Say the number of lines containing the string "Marková", and say nothing else.

------ Given data

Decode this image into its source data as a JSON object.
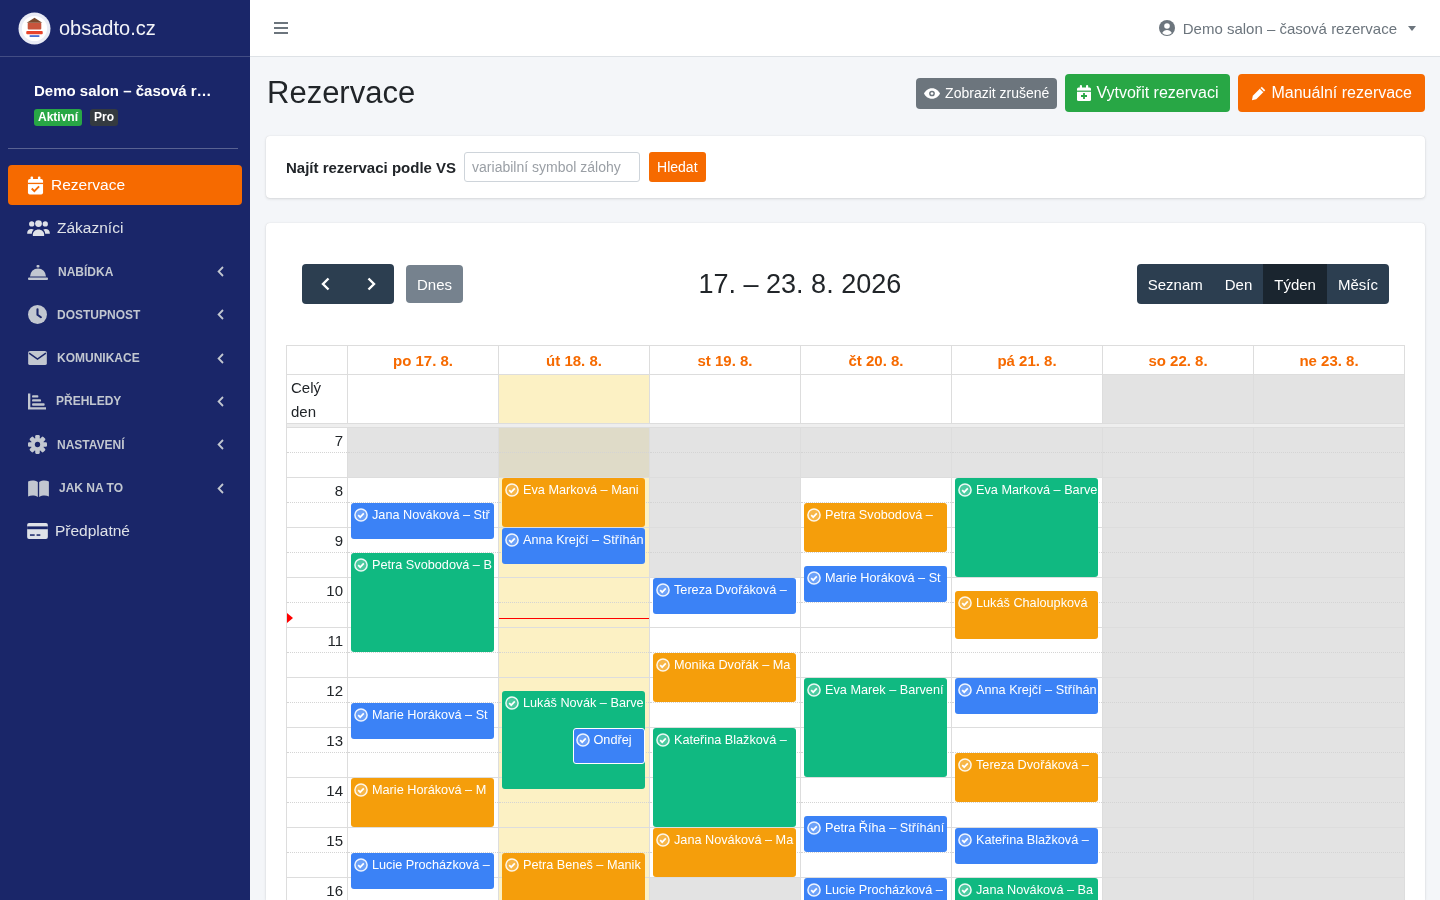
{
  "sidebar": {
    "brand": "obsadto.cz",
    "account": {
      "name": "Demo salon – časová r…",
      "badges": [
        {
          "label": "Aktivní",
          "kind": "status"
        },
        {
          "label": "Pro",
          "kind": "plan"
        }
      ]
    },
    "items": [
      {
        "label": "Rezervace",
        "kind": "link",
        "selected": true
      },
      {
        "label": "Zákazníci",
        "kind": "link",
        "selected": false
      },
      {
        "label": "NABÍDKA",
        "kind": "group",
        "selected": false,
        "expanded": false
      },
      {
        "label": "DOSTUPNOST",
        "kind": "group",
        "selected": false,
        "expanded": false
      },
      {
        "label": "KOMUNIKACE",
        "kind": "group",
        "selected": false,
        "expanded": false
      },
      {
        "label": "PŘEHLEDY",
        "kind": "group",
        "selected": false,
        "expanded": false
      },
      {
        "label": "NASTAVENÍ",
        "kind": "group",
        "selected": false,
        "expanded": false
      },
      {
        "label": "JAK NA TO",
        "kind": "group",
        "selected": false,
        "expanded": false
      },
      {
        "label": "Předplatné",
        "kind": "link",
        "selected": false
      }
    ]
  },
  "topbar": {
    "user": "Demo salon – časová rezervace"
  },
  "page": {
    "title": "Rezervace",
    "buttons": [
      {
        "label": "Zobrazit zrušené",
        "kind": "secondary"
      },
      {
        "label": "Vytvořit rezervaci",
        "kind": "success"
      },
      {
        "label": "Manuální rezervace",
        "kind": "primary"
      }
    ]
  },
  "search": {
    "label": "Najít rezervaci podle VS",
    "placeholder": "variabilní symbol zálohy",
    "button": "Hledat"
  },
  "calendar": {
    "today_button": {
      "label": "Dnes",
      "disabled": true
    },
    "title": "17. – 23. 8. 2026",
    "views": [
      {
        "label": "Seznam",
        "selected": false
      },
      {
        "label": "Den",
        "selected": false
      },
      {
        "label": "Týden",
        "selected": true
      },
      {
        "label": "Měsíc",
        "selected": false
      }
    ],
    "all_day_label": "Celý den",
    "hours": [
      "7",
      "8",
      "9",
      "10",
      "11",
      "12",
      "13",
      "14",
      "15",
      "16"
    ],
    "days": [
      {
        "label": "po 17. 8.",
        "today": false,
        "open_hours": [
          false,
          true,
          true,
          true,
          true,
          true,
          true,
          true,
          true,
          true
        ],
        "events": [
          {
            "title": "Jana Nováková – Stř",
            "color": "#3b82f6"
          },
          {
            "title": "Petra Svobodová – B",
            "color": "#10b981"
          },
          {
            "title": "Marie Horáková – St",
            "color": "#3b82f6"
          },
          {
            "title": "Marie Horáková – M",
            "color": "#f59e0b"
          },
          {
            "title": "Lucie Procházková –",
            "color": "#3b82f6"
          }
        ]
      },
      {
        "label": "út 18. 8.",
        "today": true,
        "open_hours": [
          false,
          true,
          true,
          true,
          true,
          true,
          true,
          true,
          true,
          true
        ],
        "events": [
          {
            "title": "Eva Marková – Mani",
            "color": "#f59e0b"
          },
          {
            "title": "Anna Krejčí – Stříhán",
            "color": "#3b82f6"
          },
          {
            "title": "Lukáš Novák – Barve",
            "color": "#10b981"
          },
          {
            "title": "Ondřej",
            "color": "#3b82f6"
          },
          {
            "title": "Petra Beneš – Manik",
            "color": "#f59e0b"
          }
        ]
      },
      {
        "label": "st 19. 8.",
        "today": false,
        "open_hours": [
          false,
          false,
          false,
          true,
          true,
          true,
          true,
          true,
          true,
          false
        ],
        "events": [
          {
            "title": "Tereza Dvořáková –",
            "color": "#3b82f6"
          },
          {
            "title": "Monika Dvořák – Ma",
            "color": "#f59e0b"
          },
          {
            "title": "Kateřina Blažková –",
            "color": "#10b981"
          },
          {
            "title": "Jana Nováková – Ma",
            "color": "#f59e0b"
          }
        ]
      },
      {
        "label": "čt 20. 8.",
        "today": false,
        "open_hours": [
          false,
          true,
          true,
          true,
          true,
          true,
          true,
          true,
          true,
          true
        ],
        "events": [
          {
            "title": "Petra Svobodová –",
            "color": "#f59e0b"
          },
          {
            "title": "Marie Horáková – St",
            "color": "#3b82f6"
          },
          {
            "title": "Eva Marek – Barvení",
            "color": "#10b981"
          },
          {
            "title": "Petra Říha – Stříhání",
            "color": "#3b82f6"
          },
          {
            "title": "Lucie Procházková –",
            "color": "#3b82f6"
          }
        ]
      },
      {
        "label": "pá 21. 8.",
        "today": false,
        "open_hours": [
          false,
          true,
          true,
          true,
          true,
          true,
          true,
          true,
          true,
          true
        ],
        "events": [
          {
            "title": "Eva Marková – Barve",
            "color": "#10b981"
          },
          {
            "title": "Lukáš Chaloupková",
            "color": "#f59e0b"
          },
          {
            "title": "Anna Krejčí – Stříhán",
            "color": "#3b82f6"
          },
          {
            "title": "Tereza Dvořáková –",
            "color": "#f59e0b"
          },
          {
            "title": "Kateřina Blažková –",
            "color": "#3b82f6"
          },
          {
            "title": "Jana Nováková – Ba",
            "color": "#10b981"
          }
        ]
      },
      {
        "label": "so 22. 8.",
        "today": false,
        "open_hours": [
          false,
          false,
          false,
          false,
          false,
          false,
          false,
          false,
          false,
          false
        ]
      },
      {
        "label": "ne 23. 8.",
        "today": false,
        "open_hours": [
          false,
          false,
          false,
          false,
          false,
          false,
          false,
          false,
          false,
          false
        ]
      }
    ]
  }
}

------------

Final result
2